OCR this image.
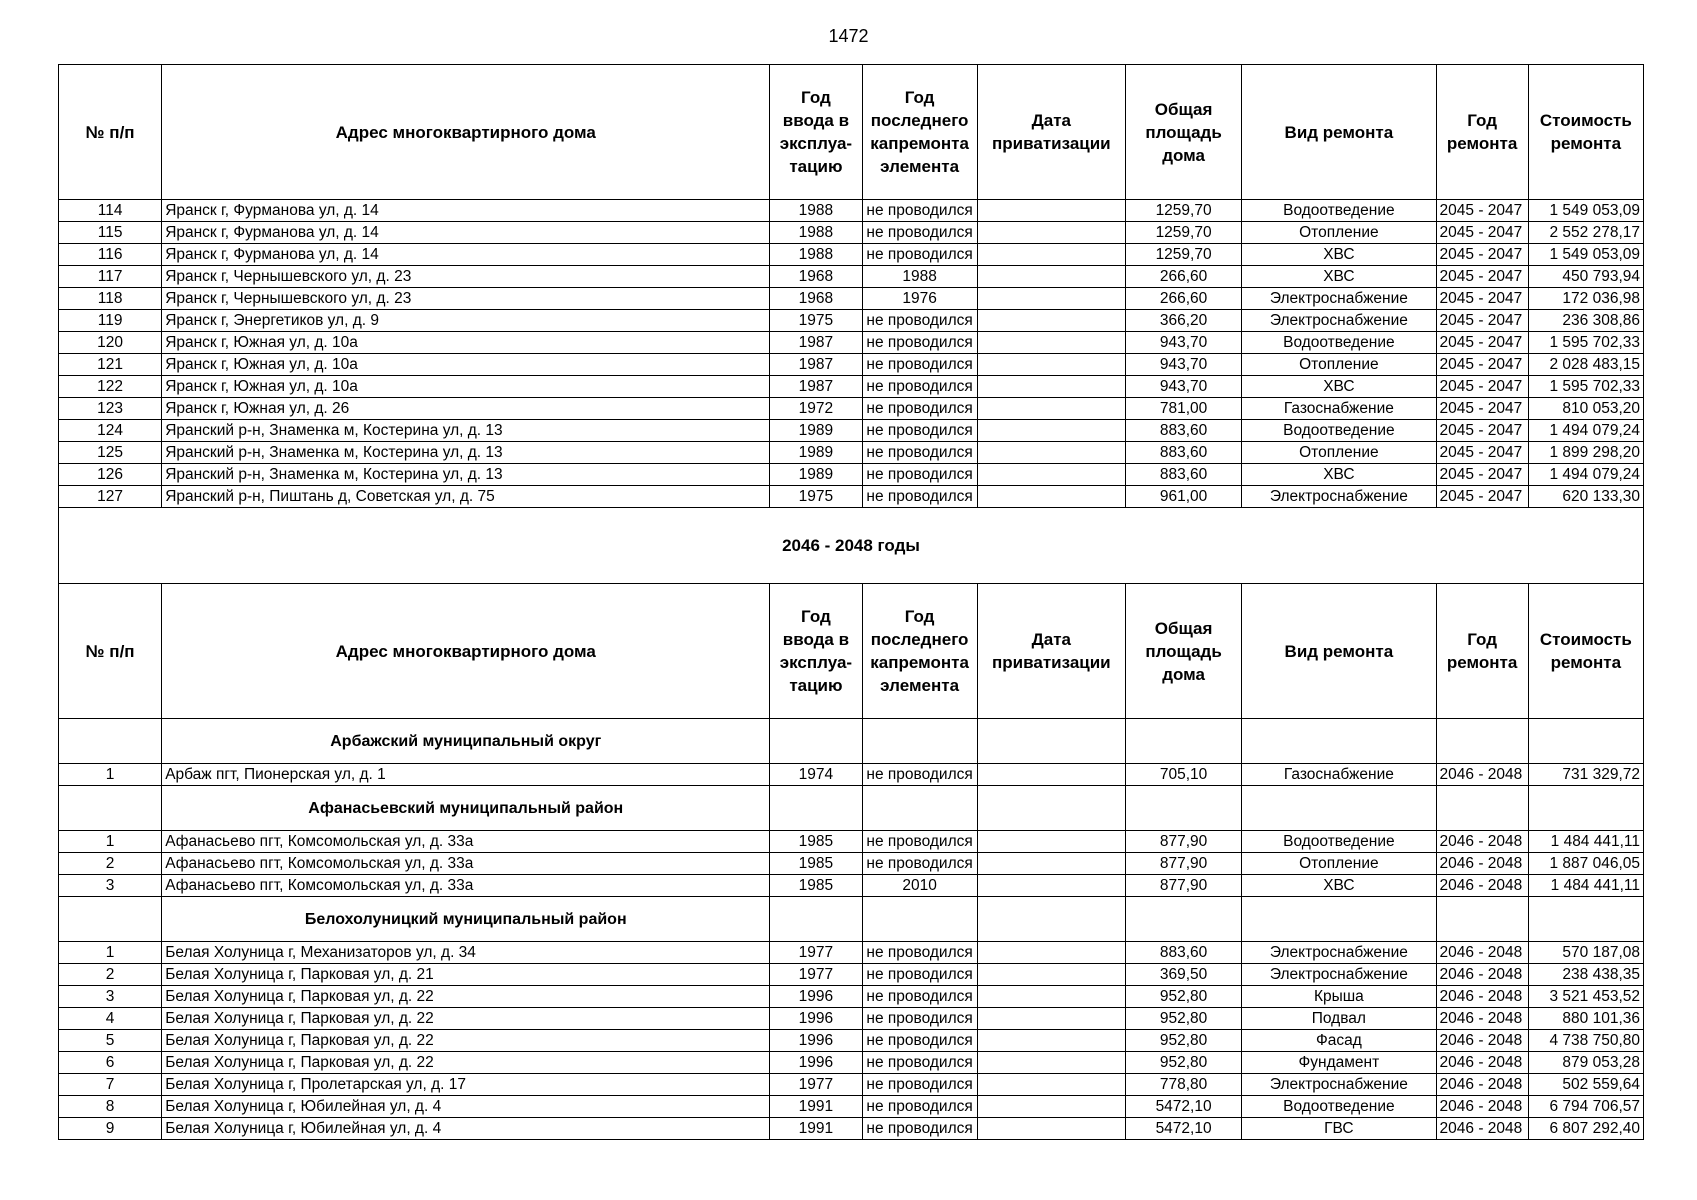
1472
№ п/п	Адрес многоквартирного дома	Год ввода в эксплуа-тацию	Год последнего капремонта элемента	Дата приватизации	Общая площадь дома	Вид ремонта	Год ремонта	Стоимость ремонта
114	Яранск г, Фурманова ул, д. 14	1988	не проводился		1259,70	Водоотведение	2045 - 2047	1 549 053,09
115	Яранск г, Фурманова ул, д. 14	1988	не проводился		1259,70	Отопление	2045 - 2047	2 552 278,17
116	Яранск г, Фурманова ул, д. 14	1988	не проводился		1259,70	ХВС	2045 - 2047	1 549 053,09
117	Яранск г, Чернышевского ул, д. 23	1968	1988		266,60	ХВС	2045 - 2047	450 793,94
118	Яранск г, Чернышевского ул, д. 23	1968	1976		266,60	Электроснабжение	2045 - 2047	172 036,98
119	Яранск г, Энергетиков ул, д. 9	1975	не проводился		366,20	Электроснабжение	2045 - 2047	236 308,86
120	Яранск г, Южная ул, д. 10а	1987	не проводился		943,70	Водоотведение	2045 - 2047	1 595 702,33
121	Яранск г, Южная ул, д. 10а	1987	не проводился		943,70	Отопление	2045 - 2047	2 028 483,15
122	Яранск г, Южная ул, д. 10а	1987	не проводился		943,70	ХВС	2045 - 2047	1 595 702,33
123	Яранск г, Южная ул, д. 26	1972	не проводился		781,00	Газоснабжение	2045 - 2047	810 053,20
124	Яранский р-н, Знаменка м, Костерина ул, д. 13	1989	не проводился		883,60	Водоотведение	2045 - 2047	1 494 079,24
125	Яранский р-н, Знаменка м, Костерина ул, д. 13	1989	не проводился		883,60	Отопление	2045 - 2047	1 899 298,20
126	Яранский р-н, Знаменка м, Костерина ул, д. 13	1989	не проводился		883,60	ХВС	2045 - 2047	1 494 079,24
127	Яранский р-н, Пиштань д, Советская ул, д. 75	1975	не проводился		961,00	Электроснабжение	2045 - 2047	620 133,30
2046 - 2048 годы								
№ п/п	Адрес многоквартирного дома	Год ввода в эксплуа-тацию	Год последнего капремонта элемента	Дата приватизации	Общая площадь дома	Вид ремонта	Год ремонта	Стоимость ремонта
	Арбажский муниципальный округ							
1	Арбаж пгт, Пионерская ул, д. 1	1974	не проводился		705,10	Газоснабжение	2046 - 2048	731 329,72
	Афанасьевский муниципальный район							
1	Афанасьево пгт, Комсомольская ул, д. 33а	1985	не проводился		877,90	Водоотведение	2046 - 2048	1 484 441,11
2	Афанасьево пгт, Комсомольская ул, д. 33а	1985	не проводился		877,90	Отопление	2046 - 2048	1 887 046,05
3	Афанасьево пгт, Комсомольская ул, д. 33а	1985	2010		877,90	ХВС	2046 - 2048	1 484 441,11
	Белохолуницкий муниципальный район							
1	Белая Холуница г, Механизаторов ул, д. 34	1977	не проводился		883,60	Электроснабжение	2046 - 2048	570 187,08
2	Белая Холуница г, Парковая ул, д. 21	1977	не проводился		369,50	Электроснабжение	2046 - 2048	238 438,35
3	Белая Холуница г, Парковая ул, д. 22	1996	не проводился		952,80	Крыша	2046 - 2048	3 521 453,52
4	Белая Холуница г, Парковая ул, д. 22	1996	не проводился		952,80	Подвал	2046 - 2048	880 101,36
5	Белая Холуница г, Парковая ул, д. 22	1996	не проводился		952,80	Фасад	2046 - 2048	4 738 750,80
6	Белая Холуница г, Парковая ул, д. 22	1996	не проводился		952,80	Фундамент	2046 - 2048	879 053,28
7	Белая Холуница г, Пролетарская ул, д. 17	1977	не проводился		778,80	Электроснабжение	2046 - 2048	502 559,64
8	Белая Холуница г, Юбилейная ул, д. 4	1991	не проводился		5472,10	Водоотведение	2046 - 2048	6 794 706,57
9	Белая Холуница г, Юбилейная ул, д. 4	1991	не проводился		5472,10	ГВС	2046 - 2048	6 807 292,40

[Given instruction]: Gather each line holding the string "район".

[Full output]:
	Афанасьевский муниципальный район							
	Белохолуницкий муниципальный район							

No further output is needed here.